> [Exercise objective]: Only the number is wanted: count the lines that include the word "代码及说明".
====
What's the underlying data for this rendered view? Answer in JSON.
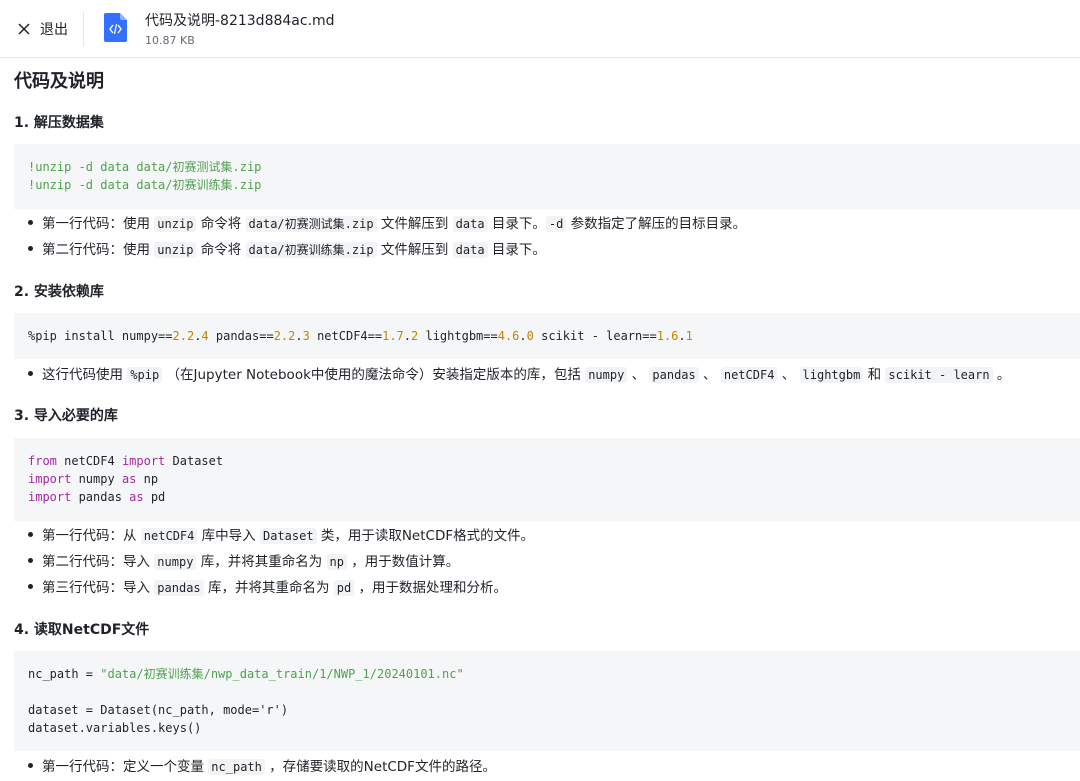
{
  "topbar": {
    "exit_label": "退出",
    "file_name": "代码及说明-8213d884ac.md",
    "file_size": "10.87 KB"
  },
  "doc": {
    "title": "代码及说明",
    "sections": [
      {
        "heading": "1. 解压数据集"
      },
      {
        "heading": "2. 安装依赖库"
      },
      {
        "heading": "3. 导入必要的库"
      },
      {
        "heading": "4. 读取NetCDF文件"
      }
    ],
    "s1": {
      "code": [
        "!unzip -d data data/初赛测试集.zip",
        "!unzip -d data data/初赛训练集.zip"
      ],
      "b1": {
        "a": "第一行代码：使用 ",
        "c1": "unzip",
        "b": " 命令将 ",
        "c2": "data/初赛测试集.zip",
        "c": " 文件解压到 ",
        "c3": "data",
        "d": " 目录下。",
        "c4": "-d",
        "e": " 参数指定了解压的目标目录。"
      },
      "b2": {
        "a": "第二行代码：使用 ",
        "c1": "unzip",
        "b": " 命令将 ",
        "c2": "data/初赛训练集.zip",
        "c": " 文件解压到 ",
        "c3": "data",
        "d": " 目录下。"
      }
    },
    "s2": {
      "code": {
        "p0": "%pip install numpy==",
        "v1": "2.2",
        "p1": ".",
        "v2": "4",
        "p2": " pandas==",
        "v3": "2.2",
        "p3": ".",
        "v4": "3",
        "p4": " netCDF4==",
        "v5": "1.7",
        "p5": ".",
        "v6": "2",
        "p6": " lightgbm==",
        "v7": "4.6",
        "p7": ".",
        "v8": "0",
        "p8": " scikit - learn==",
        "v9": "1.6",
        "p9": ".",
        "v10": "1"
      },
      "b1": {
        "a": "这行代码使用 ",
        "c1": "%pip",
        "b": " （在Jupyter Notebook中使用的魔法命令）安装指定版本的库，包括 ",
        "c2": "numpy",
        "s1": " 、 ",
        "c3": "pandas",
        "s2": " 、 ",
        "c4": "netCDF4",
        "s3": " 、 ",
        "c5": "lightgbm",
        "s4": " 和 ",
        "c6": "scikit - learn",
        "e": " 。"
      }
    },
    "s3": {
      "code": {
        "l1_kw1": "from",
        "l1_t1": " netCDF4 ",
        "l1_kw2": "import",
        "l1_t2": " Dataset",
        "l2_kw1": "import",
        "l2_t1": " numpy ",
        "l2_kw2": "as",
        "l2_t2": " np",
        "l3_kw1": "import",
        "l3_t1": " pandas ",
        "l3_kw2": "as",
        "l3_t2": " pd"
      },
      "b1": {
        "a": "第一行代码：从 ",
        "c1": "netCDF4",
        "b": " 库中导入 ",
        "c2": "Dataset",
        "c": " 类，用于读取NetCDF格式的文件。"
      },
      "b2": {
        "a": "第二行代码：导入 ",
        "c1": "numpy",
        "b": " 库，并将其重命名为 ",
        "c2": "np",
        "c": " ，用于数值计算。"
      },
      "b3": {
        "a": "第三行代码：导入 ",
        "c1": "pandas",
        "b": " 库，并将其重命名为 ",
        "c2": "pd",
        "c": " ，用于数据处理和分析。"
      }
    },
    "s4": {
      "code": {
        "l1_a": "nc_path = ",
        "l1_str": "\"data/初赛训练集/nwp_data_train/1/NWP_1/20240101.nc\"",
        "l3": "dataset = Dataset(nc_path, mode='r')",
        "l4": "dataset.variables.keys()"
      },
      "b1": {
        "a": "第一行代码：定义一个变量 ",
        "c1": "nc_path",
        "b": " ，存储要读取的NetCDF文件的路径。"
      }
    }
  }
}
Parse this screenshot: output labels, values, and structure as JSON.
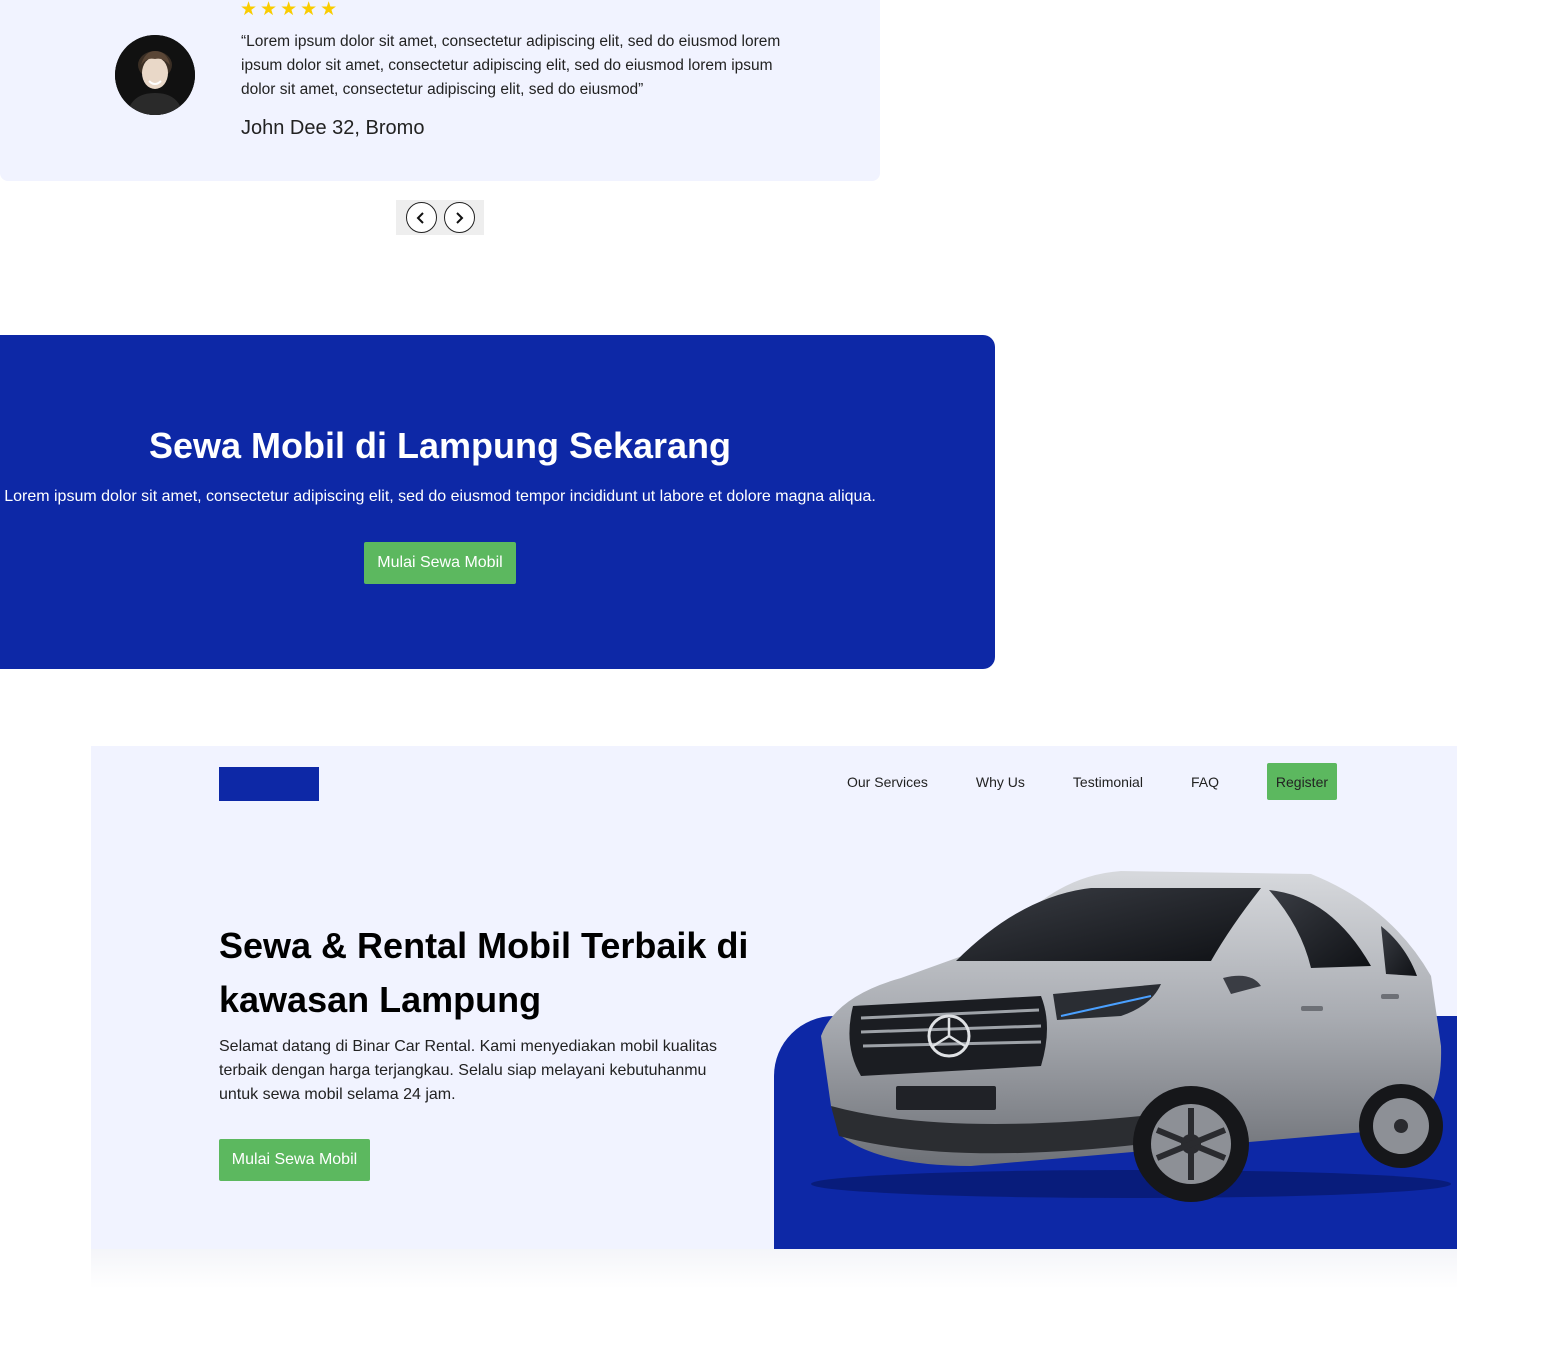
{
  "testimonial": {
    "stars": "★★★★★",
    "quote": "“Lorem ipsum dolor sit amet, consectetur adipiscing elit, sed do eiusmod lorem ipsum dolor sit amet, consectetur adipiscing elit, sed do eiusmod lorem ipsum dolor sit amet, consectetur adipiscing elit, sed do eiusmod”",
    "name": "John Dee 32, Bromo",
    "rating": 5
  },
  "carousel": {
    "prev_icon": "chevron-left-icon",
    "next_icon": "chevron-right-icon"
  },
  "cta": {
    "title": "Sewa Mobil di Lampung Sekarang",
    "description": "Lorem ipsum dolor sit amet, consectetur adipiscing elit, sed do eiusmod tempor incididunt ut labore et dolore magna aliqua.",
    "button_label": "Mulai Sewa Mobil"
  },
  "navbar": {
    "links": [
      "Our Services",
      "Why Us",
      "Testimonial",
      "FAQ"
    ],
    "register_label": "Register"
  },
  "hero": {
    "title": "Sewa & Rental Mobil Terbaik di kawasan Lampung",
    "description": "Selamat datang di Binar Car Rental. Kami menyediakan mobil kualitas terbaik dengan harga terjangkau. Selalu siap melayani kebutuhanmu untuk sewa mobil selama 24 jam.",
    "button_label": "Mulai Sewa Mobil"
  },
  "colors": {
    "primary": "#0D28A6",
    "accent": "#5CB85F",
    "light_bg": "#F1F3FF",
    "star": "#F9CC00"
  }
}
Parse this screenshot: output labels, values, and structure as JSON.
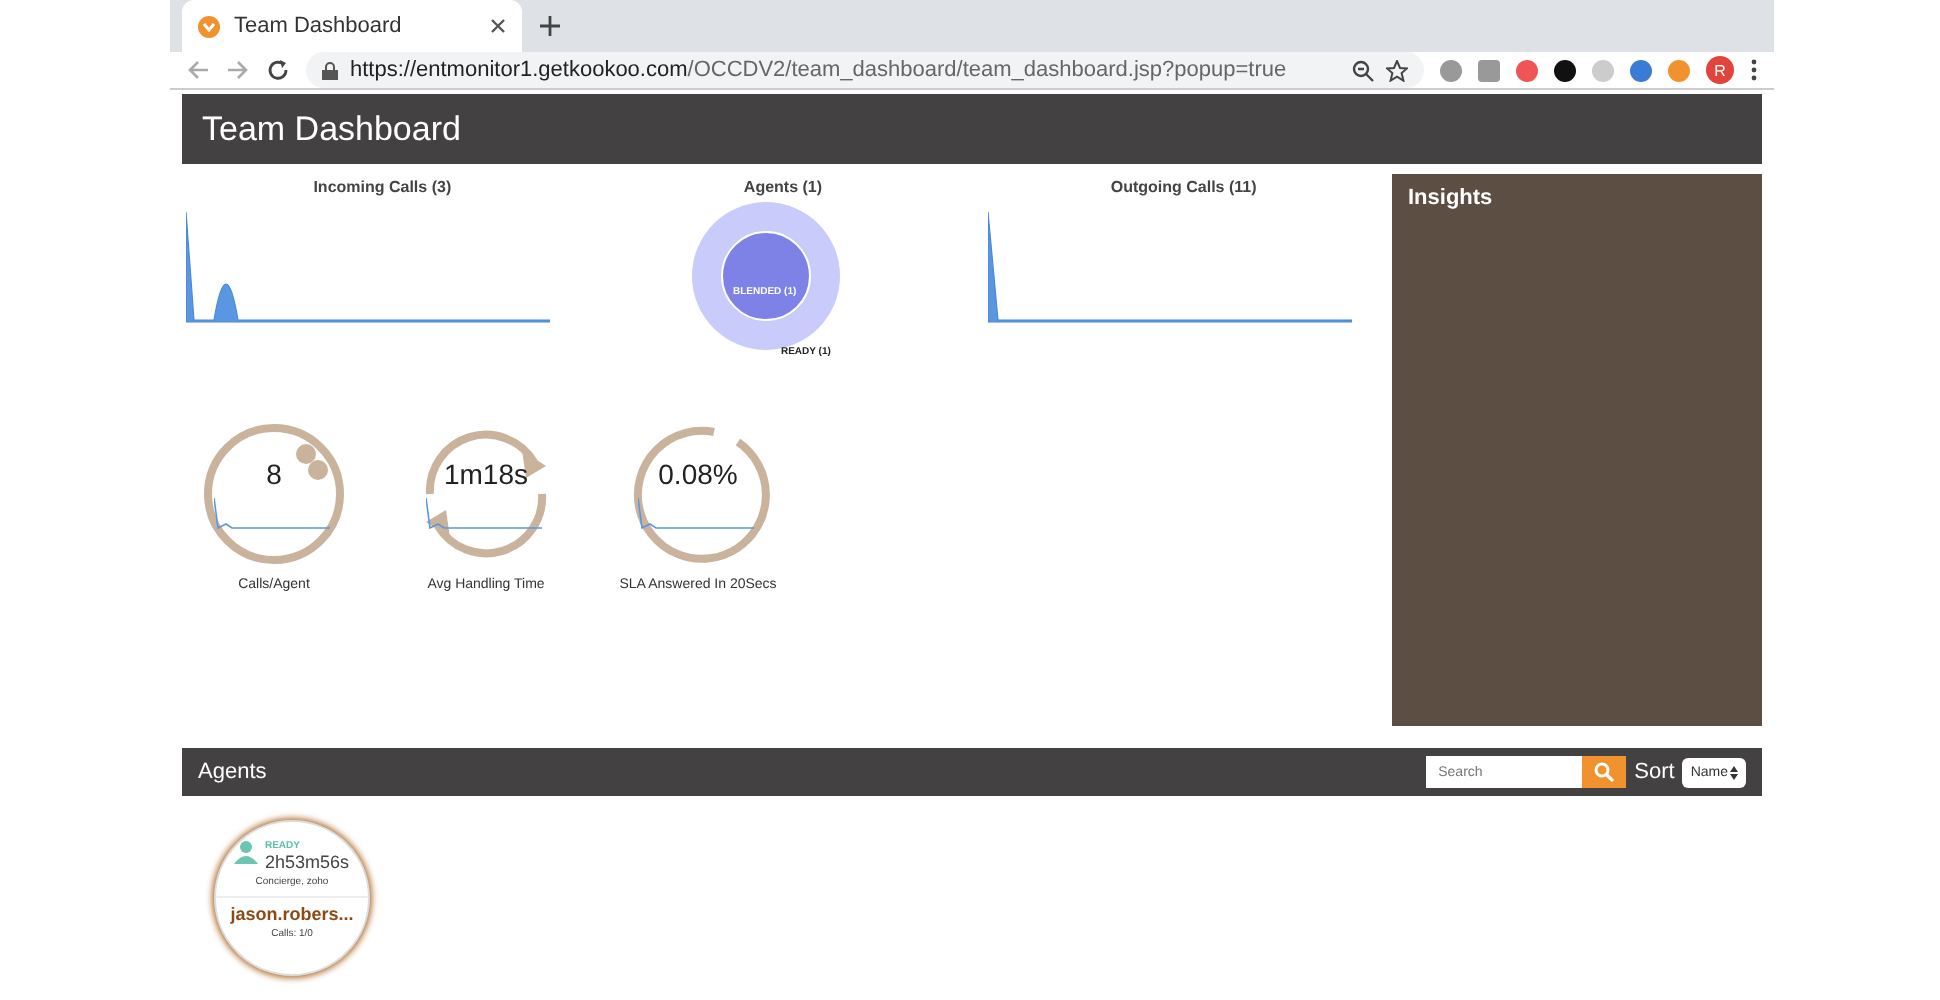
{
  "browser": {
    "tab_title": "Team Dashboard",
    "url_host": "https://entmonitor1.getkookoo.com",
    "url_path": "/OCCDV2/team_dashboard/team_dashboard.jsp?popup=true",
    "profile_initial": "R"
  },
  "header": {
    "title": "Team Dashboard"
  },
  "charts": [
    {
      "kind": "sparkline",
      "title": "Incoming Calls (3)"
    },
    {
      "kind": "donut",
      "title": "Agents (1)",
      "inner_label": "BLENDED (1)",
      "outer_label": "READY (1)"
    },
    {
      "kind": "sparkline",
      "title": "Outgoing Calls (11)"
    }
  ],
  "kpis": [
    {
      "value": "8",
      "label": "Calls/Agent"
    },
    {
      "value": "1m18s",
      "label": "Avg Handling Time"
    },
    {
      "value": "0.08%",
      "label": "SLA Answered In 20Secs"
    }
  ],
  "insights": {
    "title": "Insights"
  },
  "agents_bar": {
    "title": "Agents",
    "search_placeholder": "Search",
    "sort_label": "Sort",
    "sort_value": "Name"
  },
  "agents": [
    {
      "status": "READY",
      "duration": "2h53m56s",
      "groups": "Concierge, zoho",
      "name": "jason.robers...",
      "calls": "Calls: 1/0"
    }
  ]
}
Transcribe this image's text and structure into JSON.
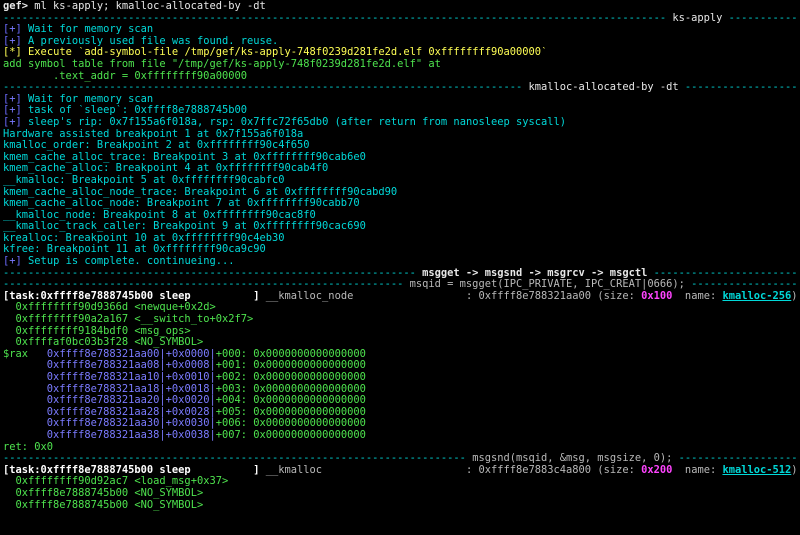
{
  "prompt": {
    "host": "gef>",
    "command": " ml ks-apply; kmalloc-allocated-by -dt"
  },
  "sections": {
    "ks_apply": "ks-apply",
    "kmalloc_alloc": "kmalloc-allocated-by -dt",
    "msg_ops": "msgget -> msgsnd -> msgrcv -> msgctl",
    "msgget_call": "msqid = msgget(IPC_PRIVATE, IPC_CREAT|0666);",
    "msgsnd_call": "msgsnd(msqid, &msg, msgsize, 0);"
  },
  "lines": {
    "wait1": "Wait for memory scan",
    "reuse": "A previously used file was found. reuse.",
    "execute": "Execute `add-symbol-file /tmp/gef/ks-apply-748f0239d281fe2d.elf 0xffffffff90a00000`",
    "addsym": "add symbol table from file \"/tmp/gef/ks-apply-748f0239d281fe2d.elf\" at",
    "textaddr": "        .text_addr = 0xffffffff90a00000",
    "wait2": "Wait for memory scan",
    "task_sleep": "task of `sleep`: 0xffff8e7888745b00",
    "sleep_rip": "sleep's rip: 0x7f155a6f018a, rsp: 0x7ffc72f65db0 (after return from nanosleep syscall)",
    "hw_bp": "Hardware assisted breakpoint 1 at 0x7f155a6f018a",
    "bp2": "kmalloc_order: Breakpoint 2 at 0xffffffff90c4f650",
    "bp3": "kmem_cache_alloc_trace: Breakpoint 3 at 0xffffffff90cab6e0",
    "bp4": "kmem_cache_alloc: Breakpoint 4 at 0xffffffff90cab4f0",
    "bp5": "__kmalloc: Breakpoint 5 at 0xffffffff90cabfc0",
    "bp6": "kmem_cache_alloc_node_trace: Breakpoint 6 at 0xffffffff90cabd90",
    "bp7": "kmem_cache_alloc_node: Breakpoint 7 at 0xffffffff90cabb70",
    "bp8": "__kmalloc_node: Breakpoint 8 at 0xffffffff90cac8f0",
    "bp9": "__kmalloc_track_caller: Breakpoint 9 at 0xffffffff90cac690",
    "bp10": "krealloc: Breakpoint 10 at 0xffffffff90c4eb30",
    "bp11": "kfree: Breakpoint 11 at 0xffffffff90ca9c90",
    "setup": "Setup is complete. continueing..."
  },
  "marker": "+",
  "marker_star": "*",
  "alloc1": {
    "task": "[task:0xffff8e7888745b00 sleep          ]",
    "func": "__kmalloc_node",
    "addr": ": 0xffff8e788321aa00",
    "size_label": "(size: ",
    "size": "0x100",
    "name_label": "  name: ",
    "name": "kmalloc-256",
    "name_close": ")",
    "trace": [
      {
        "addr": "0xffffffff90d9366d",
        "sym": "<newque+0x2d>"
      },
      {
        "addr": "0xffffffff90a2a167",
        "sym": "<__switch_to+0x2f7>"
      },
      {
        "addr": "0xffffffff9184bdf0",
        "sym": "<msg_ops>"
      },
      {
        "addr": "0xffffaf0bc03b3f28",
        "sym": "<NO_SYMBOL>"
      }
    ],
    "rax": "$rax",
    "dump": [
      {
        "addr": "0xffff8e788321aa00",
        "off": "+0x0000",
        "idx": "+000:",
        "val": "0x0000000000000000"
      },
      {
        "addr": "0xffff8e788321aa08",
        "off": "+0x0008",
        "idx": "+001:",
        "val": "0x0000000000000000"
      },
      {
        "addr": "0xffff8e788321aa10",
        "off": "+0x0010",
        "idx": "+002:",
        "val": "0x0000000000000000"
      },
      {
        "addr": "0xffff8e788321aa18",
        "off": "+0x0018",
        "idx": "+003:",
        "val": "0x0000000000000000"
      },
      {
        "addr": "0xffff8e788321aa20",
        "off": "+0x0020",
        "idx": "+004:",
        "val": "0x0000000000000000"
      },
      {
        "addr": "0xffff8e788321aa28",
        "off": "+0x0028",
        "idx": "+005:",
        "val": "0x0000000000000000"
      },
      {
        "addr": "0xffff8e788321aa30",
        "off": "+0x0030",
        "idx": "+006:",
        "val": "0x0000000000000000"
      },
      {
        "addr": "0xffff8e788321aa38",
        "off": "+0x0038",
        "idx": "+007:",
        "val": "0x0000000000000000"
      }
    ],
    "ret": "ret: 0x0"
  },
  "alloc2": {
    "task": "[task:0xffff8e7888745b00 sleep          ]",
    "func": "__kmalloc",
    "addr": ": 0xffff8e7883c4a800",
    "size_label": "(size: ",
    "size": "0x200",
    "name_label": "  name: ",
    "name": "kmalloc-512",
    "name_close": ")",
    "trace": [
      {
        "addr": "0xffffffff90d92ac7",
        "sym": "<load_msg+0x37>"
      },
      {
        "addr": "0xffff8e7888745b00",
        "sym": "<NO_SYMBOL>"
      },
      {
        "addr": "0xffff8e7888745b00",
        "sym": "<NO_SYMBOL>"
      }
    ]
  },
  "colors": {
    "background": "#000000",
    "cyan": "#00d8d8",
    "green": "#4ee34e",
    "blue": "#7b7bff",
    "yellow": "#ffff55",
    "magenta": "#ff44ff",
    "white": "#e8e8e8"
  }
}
====
> [In response]: 2